- _Exercise requirements_: Your task is to quote the material that follows, in full and exactly.

--*--

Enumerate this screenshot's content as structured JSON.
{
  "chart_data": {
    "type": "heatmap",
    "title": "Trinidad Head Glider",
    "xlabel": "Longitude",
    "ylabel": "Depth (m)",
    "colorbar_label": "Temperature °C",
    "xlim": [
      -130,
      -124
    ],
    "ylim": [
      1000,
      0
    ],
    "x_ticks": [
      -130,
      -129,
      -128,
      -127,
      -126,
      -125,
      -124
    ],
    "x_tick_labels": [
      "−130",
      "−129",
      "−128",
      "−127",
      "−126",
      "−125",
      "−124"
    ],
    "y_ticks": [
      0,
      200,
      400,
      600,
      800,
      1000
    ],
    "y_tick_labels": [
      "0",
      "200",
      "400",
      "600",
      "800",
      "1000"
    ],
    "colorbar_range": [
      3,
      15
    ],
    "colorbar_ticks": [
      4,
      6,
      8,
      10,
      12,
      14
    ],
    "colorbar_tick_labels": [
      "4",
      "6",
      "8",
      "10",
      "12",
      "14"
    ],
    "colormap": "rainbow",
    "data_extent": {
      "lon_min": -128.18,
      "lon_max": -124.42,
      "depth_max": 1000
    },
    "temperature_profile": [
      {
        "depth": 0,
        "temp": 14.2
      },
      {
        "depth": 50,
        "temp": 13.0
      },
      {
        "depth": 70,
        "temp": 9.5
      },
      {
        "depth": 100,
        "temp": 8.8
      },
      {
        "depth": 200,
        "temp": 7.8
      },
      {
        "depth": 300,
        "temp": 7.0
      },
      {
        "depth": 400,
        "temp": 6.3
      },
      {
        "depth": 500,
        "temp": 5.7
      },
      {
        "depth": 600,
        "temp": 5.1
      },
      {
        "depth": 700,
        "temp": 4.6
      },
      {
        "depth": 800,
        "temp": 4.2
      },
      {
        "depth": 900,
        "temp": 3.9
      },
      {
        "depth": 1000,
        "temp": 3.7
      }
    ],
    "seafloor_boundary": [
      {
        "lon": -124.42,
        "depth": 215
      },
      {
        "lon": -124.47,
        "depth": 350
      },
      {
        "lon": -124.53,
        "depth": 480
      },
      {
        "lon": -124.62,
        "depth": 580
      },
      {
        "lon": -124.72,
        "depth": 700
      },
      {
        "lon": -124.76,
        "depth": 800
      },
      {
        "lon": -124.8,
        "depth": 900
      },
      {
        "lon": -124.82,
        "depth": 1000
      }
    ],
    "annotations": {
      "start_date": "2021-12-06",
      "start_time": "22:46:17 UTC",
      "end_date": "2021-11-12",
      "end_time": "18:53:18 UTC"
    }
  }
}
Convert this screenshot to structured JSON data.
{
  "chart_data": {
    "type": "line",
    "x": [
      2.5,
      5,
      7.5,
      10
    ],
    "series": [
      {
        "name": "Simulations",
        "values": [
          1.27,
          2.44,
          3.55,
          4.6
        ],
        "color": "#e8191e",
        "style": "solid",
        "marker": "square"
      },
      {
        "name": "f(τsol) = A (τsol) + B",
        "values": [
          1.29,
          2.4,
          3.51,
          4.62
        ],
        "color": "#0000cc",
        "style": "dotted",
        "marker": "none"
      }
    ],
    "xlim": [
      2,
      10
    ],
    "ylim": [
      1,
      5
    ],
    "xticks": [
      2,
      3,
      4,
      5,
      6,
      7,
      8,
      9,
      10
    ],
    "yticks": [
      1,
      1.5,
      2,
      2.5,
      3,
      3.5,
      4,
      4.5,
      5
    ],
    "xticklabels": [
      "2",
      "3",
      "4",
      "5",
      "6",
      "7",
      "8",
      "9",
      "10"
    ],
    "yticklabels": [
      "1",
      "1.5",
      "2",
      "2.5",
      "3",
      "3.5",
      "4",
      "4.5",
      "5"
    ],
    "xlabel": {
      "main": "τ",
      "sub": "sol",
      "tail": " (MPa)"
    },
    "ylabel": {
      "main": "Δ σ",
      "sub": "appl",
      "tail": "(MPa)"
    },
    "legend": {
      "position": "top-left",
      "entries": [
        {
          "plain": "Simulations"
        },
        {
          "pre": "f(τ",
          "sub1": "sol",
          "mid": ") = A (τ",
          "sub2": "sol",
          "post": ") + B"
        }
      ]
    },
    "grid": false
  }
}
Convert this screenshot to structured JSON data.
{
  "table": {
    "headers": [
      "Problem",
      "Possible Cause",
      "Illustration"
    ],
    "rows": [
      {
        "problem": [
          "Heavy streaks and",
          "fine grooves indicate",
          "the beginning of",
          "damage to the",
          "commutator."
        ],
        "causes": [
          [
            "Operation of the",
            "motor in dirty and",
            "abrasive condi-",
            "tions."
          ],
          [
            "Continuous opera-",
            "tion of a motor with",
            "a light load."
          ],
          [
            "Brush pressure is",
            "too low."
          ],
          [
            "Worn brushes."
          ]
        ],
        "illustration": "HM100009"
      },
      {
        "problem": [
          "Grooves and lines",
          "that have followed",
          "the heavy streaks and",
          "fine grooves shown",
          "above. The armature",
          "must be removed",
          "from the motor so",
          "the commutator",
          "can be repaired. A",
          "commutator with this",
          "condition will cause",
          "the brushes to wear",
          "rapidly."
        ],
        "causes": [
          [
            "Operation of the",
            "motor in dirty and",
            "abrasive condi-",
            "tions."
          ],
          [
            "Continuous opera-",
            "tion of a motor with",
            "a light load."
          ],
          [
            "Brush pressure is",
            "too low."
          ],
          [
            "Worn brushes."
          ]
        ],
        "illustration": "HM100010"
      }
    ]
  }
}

--*--

- _The reply_:
Enumerate this screenshot's content as structured JSON.
{
  "chart_data": {
    "type": "heatmap",
    "title": "Trinidad Head Glider",
    "xlabel": "Longitude",
    "ylabel": "Depth (m)",
    "colorbar_label": "Temperature °C",
    "xlim": [
      -130,
      -124
    ],
    "ylim": [
      1000,
      0
    ],
    "x_ticks": [
      -130,
      -129,
      -128,
      -127,
      -126,
      -125,
      -124
    ],
    "x_tick_labels": [
      "−130",
      "−129",
      "−128",
      "−127",
      "−126",
      "−125",
      "−124"
    ],
    "y_ticks": [
      0,
      200,
      400,
      600,
      800,
      1000
    ],
    "y_tick_labels": [
      "0",
      "200",
      "400",
      "600",
      "800",
      "1000"
    ],
    "colorbar_range": [
      3,
      15
    ],
    "colorbar_ticks": [
      4,
      6,
      8,
      10,
      12,
      14
    ],
    "colorbar_tick_labels": [
      "4",
      "6",
      "8",
      "10",
      "12",
      "14"
    ],
    "colormap": "rainbow",
    "data_extent": {
      "lon_min": -128.18,
      "lon_max": -124.42,
      "depth_max": 1000
    },
    "temperature_profile": [
      {
        "depth": 0,
        "temp": 14.2
      },
      {
        "depth": 50,
        "temp": 13.0
      },
      {
        "depth": 70,
        "temp": 9.5
      },
      {
        "depth": 100,
        "temp": 8.8
      },
      {
        "depth": 200,
        "temp": 7.8
      },
      {
        "depth": 300,
        "temp": 7.0
      },
      {
        "depth": 400,
        "temp": 6.3
      },
      {
        "depth": 500,
        "temp": 5.7
      },
      {
        "depth": 600,
        "temp": 5.1
      },
      {
        "depth": 700,
        "temp": 4.6
      },
      {
        "depth": 800,
        "temp": 4.2
      },
      {
        "depth": 900,
        "temp": 3.9
      },
      {
        "depth": 1000,
        "temp": 3.7
      }
    ],
    "seafloor_boundary": [
      {
        "lon": -124.42,
        "depth": 215
      },
      {
        "lon": -124.47,
        "depth": 350
      },
      {
        "lon": -124.53,
        "depth": 480
      },
      {
        "lon": -124.62,
        "depth": 580
      },
      {
        "lon": -124.72,
        "depth": 700
      },
      {
        "lon": -124.76,
        "depth": 800
      },
      {
        "lon": -124.8,
        "depth": 900
      },
      {
        "lon": -124.82,
        "depth": 1000
      }
    ],
    "annotations": {
      "start_date": "2021-12-06",
      "start_time": "22:46:17 UTC",
      "end_date": "2021-11-12",
      "end_time": "18:53:18 UTC"
    }
  }
}
Convert this screenshot to structured JSON data.
{
  "chart_data": {
    "type": "line",
    "x": [
      2.5,
      5,
      7.5,
      10
    ],
    "series": [
      {
        "name": "Simulations",
        "values": [
          1.27,
          2.44,
          3.55,
          4.6
        ],
        "color": "#e8191e",
        "style": "solid",
        "marker": "square"
      },
      {
        "name": "f(τsol) = A (τsol) + B",
        "values": [
          1.29,
          2.4,
          3.51,
          4.62
        ],
        "color": "#0000cc",
        "style": "dotted",
        "marker": "none"
      }
    ],
    "xlim": [
      2,
      10
    ],
    "ylim": [
      1,
      5
    ],
    "xticks": [
      2,
      3,
      4,
      5,
      6,
      7,
      8,
      9,
      10
    ],
    "yticks": [
      1,
      1.5,
      2,
      2.5,
      3,
      3.5,
      4,
      4.5,
      5
    ],
    "xticklabels": [
      "2",
      "3",
      "4",
      "5",
      "6",
      "7",
      "8",
      "9",
      "10"
    ],
    "yticklabels": [
      "1",
      "1.5",
      "2",
      "2.5",
      "3",
      "3.5",
      "4",
      "4.5",
      "5"
    ],
    "xlabel": {
      "main": "τ",
      "sub": "sol",
      "tail": " (MPa)"
    },
    "ylabel": {
      "main": "Δ σ",
      "sub": "appl",
      "tail": "(MPa)"
    },
    "legend": {
      "position": "top-left",
      "entries": [
        {
          "plain": "Simulations"
        },
        {
          "pre": "f(τ",
          "sub1": "sol",
          "mid": ") = A (τ",
          "sub2": "sol",
          "post": ") + B"
        }
      ]
    },
    "grid": false
  }
}
Convert this screenshot to structured JSON data.
{
  "table": {
    "headers": [
      "Problem",
      "Possible Cause",
      "Illustration"
    ],
    "rows": [
      {
        "problem": [
          "Heavy streaks and",
          "fine grooves indicate",
          "the beginning of",
          "damage to the",
          "commutator."
        ],
        "causes": [
          [
            "Operation of the",
            "motor in dirty and",
            "abrasive condi-",
            "tions."
          ],
          [
            "Continuous opera-",
            "tion of a motor with",
            "a light load."
          ],
          [
            "Brush pressure is",
            "too low."
          ],
          [
            "Worn brushes."
          ]
        ],
        "illustration": "HM100009"
      },
      {
        "problem": [
          "Grooves and lines",
          "that have followed",
          "the heavy streaks and",
          "fine grooves shown",
          "above. The armature",
          "must be removed",
          "from the motor so",
          "the commutator",
          "can be repaired. A",
          "commutator with this",
          "condition will cause",
          "the brushes to wear",
          "rapidly."
        ],
        "causes": [
          [
            "Operation of the",
            "motor in dirty and",
            "abrasive condi-",
            "tions."
          ],
          [
            "Continuous opera-",
            "tion of a motor with",
            "a light load."
          ],
          [
            "Brush pressure is",
            "too low."
          ],
          [
            "Worn brushes."
          ]
        ],
        "illustration": "HM100010"
      }
    ]
  }
}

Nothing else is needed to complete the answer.